--- YOUR OBJECTIVE ---
Output the material below in its entirety, exactly as given.

--- MATERIAL PROVIDED ---
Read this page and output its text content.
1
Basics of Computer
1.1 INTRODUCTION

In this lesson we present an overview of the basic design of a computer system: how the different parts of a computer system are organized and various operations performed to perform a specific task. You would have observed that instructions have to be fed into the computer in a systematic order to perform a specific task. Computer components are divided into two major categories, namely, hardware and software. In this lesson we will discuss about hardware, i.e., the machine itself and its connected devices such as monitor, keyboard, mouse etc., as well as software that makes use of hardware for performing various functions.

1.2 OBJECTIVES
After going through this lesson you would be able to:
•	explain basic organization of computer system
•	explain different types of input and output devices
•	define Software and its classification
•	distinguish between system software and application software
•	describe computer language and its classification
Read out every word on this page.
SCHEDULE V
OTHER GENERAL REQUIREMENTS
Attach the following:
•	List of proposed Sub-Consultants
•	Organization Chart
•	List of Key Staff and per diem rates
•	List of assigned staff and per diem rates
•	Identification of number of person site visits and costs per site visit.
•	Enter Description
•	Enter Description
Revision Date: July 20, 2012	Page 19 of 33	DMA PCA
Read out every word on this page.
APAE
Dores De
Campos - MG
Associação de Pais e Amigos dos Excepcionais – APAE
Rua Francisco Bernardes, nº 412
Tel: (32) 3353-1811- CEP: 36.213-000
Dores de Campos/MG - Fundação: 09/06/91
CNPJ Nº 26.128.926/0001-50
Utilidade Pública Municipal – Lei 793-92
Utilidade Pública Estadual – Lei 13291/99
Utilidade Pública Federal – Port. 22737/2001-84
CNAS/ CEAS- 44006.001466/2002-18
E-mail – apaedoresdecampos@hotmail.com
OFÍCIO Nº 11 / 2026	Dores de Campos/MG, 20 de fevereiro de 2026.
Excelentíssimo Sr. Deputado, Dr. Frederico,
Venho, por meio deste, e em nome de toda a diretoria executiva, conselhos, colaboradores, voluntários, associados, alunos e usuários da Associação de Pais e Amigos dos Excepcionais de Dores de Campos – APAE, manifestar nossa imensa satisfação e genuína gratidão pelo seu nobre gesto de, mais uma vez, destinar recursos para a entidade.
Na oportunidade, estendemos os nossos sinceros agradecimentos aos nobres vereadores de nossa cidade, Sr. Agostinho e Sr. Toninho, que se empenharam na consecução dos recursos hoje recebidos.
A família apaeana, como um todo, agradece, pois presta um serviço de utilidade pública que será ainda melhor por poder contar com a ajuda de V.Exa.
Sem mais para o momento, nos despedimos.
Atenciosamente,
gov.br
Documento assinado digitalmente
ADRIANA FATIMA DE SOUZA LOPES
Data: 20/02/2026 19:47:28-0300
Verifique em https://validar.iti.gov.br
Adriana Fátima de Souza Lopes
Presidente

--- FULL ANSWER ---
Read this page and output its text content.
1
Basics of Computer
1.1 INTRODUCTION

In this lesson we present an overview of the basic design of a computer system: how the different parts of a computer system are organized and various operations performed to perform a specific task. You would have observed that instructions have to be fed into the computer in a systematic order to perform a specific task. Computer components are divided into two major categories, namely, hardware and software. In this lesson we will discuss about hardware, i.e., the machine itself and its connected devices such as monitor, keyboard, mouse etc., as well as software that makes use of hardware for performing various functions.

1.2 OBJECTIVES
After going through this lesson you would be able to:
•	explain basic organization of computer system
•	explain different types of input and output devices
•	define Software and its classification
•	distinguish between system software and application software
•	describe computer language and its classification
Read out every word on this page.
SCHEDULE V
OTHER GENERAL REQUIREMENTS
Attach the following:
•	List of proposed Sub-Consultants
•	Organization Chart
•	List of Key Staff and per diem rates
•	List of assigned staff and per diem rates
•	Identification of number of person site visits and costs per site visit.
•	Enter Description
•	Enter Description
Revision Date: July 20, 2012	Page 19 of 33	DMA PCA
Read out every word on this page.
APAE
Dores De
Campos - MG
Associação de Pais e Amigos dos Excepcionais – APAE
Rua Francisco Bernardes, nº 412
Tel: (32) 3353-1811- CEP: 36.213-000
Dores de Campos/MG - Fundação: 09/06/91
CNPJ Nº 26.128.926/0001-50
Utilidade Pública Municipal – Lei 793-92
Utilidade Pública Estadual – Lei 13291/99
Utilidade Pública Federal – Port. 22737/2001-84
CNAS/ CEAS- 44006.001466/2002-18
E-mail – apaedoresdecampos@hotmail.com
OFÍCIO Nº 11 / 2026	Dores de Campos/MG, 20 de fevereiro de 2026.
Excelentíssimo Sr. Deputado, Dr. Frederico,
Venho, por meio deste, e em nome de toda a diretoria executiva, conselhos, colaboradores, voluntários, associados, alunos e usuários da Associação de Pais e Amigos dos Excepcionais de Dores de Campos – APAE, manifestar nossa imensa satisfação e genuína gratidão pelo seu nobre gesto de, mais uma vez, destinar recursos para a entidade.
Na oportunidade, estendemos os nossos sinceros agradecimentos aos nobres vereadores de nossa cidade, Sr. Agostinho e Sr. Toninho, que se empenharam na consecução dos recursos hoje recebidos.
A família apaeana, como um todo, agradece, pois presta um serviço de utilidade pública que será ainda melhor por poder contar com a ajuda de V.Exa.
Sem mais para o momento, nos despedimos.
Atenciosamente,
gov.br
Documento assinado digitalmente
ADRIANA FATIMA DE SOUZA LOPES
Data: 20/02/2026 19:47:28-0300
Verifique em https://validar.iti.gov.br
Adriana Fátima de Souza Lopes
Presidente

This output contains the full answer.